(Task requirements): Emit the data below verbatim, stripping out any pictures.

(Entries supplied):
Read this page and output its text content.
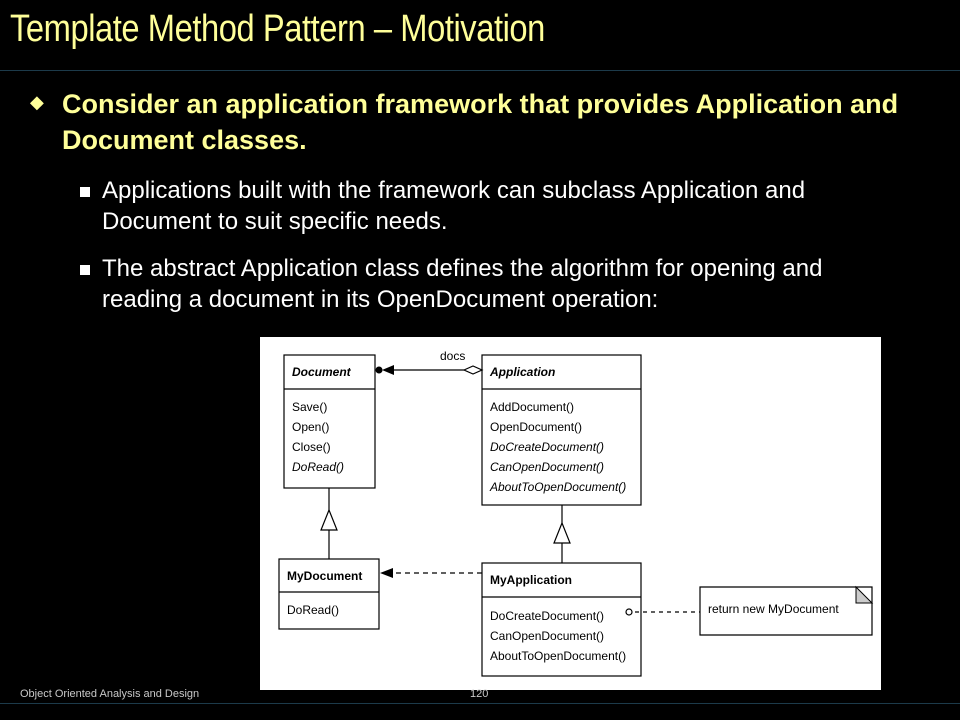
Template Method Pattern – Motivation
◆ Consider an application framework that provides Application and Document classes.
Applications built with the framework can subclass Application and Document to suit specific needs.
The abstract Application class defines the algorithm for opening and reading a document in its OpenDocument operation:
Document
Save()
Open()
Close()
DoRead()
Application
AddDocument()
OpenDocument()
DoCreateDocument()
CanOpenDocument()
AboutToOpenDocument()
docs
MyDocument
DoRead()
MyApplication
DoCreateDocument()
CanOpenDocument()
AboutToOpenDocument()
return new MyDocument
Object Oriented Analysis and Design	120
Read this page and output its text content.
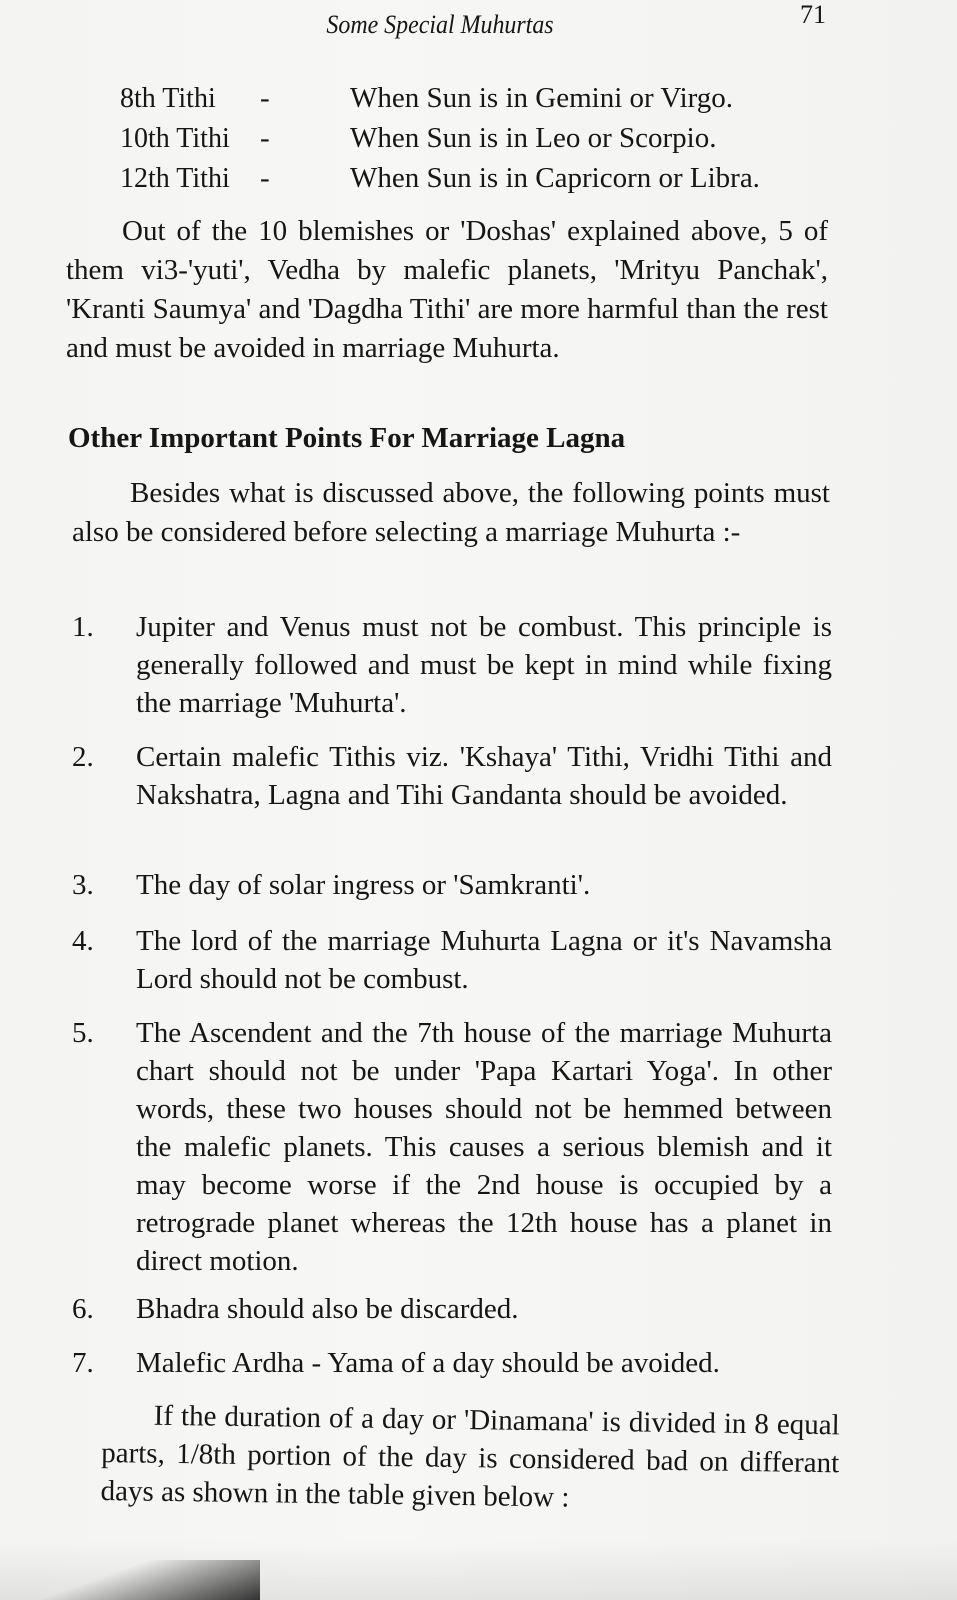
Some Special Muhurtas	71
8th Tithi	-	When Sun is in Gemini or Virgo.
10th Tithi	-	When Sun is in Leo or Scorpio.
12th Tithi	-	When Sun is in Capricorn or Libra.
Out of the 10 blemishes or 'Doshas' explained above, 5 of them vi3-'yuti', Vedha by malefic planets, 'Mrityu Panchak', 'Kranti Saumya' and 'Dagdha Tithi' are more harmful than the rest and must be avoided in marriage Muhurta.
Other Important Points For Marriage Lagna
Besides what is discussed above, the following points must also be considered before selecting a marriage Muhurta :-
1.	Jupiter and Venus must not be combust. This principle is generally followed and must be kept in mind while fixing the marriage 'Muhurta'.
2.	Certain malefic Tithis viz. 'Kshaya' Tithi, Vridhi Tithi and Nakshatra, Lagna and Tihi Gandanta should be avoided.
3.	The day of solar ingress or 'Samkranti'.
4.	The lord of the marriage Muhurta Lagna or it's Navamsha Lord should not be combust.
5.	The Ascendent and the 7th house of the marriage Muhurta chart should not be under 'Papa Kartari Yoga'. In other words, these two houses should not be hemmed between the malefic planets. This causes a serious blemish and it may become worse if the 2nd house is occupied by a retrograde planet whereas the 12th house has a planet in direct motion.
6.	Bhadra should also be discarded.
7.	Malefic Ardha - Yama of a day should be avoided.
If the duration of a day or 'Dinamana' is divided in 8 equal parts, 1/8th portion of the day is considered bad on differant days as shown in the table given below :
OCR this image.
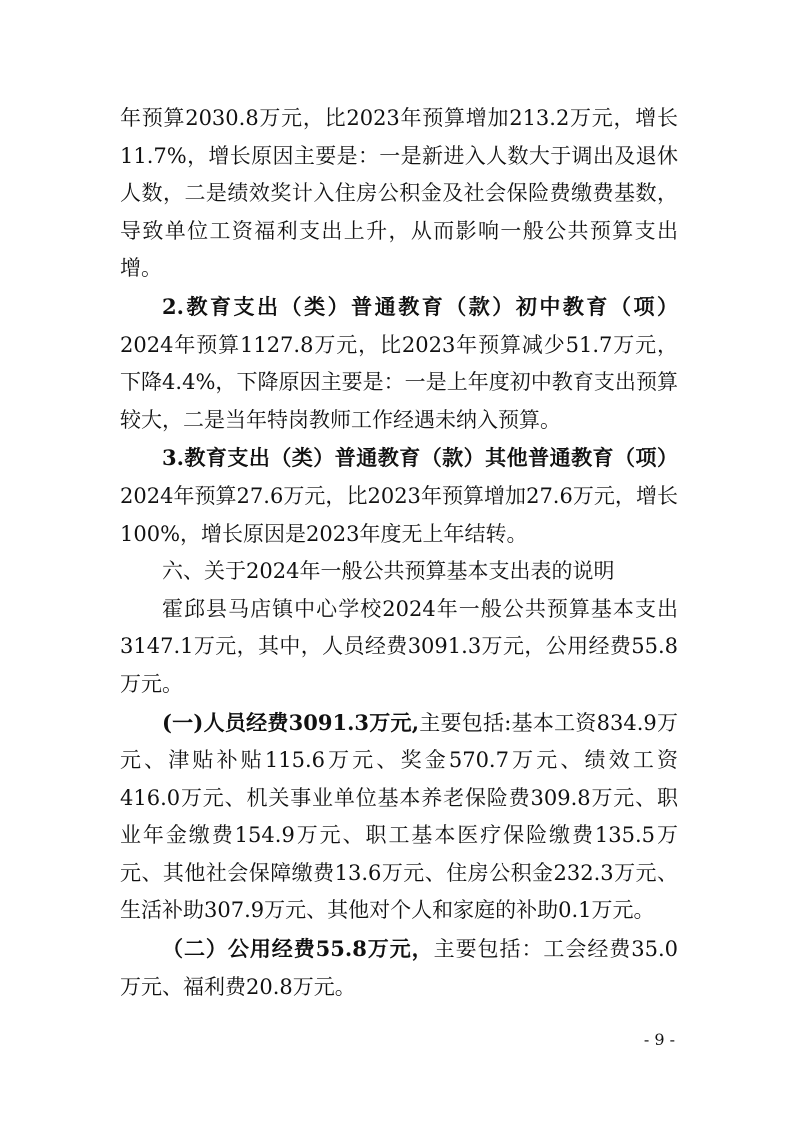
年预算2030.8万元，比2023年预算增加213.2万元，增长11.7%，增长原因主要是：一是新进入人数大于调出及退休人数，二是绩效奖计入住房公积金及社会保险费缴费基数，导致单位工资福利支出上升，从而影响一般公共预算支出增。

2.教育支出（类）普通教育（款）初中教育（项）2024年预算1127.8万元，比2023年预算减少51.7万元，下降4.4%，下降原因主要是：一是上年度初中教育支出预算较大，二是当年特岗教师工作经遇未纳入预算。

3.教育支出（类）普通教育（款）其他普通教育（项）2024年预算27.6万元，比2023年预算增加27.6万元，增长100%，增长原因是2023年度无上年结转。

六、关于2024年一般公共预算基本支出表的说明

霍邱县马店镇中心学校2024年一般公共预算基本支出3147.1万元，其中，人员经费3091.3万元，公用经费55.8万元。

(一)人员经费3091.3万元,主要包括:基本工资834.9万元、津贴补贴115.6万元、奖金570.7万元、绩效工资416.0万元、机关事业单位基本养老保险费309.8万元、职业年金缴费154.9万元、职工基本医疗保险缴费135.5万元、其他社会保障缴费13.6万元、住房公积金232.3万元、生活补助307.9万元、其他对个人和家庭的补助0.1万元。

（二）公用经费55.8万元，主要包括：工会经费35.0万元、福利费20.8万元。

- 9 -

(Worked answer):
Read this page and output its text content.
Template Method Pattern – Motivation
◆ Consider an application framework that provides Application and Document classes.
Applications built with the framework can subclass Application and Document to suit specific needs.
The abstract Application class defines the algorithm for opening and reading a document in its OpenDocument operation:
Document
Save()
Open()
Close()
DoRead()
Application
AddDocument()
OpenDocument()
DoCreateDocument()
CanOpenDocument()
AboutToOpenDocument()
docs
MyDocument
DoRead()
MyApplication
DoCreateDocument()
CanOpenDocument()
AboutToOpenDocument()
return new MyDocument
Object Oriented Analysis and Design	120
Read this page and output its text content.
Some Special Muhurtas	71
8th Tithi	-	When Sun is in Gemini or Virgo.
10th Tithi	-	When Sun is in Leo or Scorpio.
12th Tithi	-	When Sun is in Capricorn or Libra.
Out of the 10 blemishes or 'Doshas' explained above, 5 of them vi3-'yuti', Vedha by malefic planets, 'Mrityu Panchak', 'Kranti Saumya' and 'Dagdha Tithi' are more harmful than the rest and must be avoided in marriage Muhurta.
Other Important Points For Marriage Lagna
Besides what is discussed above, the following points must also be considered before selecting a marriage Muhurta :-
1.	Jupiter and Venus must not be combust. This principle is generally followed and must be kept in mind while fixing the marriage 'Muhurta'.
2.	Certain malefic Tithis viz. 'Kshaya' Tithi, Vridhi Tithi and Nakshatra, Lagna and Tihi Gandanta should be avoided.
3.	The day of solar ingress or 'Samkranti'.
4.	The lord of the marriage Muhurta Lagna or it's Navamsha Lord should not be combust.
5.	The Ascendent and the 7th house of the marriage Muhurta chart should not be under 'Papa Kartari Yoga'. In other words, these two houses should not be hemmed between the malefic planets. This causes a serious blemish and it may become worse if the 2nd house is occupied by a retrograde planet whereas the 12th house has a planet in direct motion.
6.	Bhadra should also be discarded.
7.	Malefic Ardha - Yama of a day should be avoided.
If the duration of a day or 'Dinamana' is divided in 8 equal parts, 1/8th portion of the day is considered bad on differant days as shown in the table given below :
OCR this image.
年预算2030.8万元，比2023年预算增加213.2万元，增长11.7%，增长原因主要是：一是新进入人数大于调出及退休人数，二是绩效奖计入住房公积金及社会保险费缴费基数，导致单位工资福利支出上升，从而影响一般公共预算支出增。

2.教育支出（类）普通教育（款）初中教育（项）2024年预算1127.8万元，比2023年预算减少51.7万元，下降4.4%，下降原因主要是：一是上年度初中教育支出预算较大，二是当年特岗教师工作经遇未纳入预算。

3.教育支出（类）普通教育（款）其他普通教育（项）2024年预算27.6万元，比2023年预算增加27.6万元，增长100%，增长原因是2023年度无上年结转。

六、关于2024年一般公共预算基本支出表的说明

霍邱县马店镇中心学校2024年一般公共预算基本支出3147.1万元，其中，人员经费3091.3万元，公用经费55.8万元。

(一)人员经费3091.3万元,主要包括:基本工资834.9万元、津贴补贴115.6万元、奖金570.7万元、绩效工资416.0万元、机关事业单位基本养老保险费309.8万元、职业年金缴费154.9万元、职工基本医疗保险缴费135.5万元、其他社会保障缴费13.6万元、住房公积金232.3万元、生活补助307.9万元、其他对个人和家庭的补助0.1万元。

（二）公用经费55.8万元，主要包括：工会经费35.0万元、福利费20.8万元。

- 9 -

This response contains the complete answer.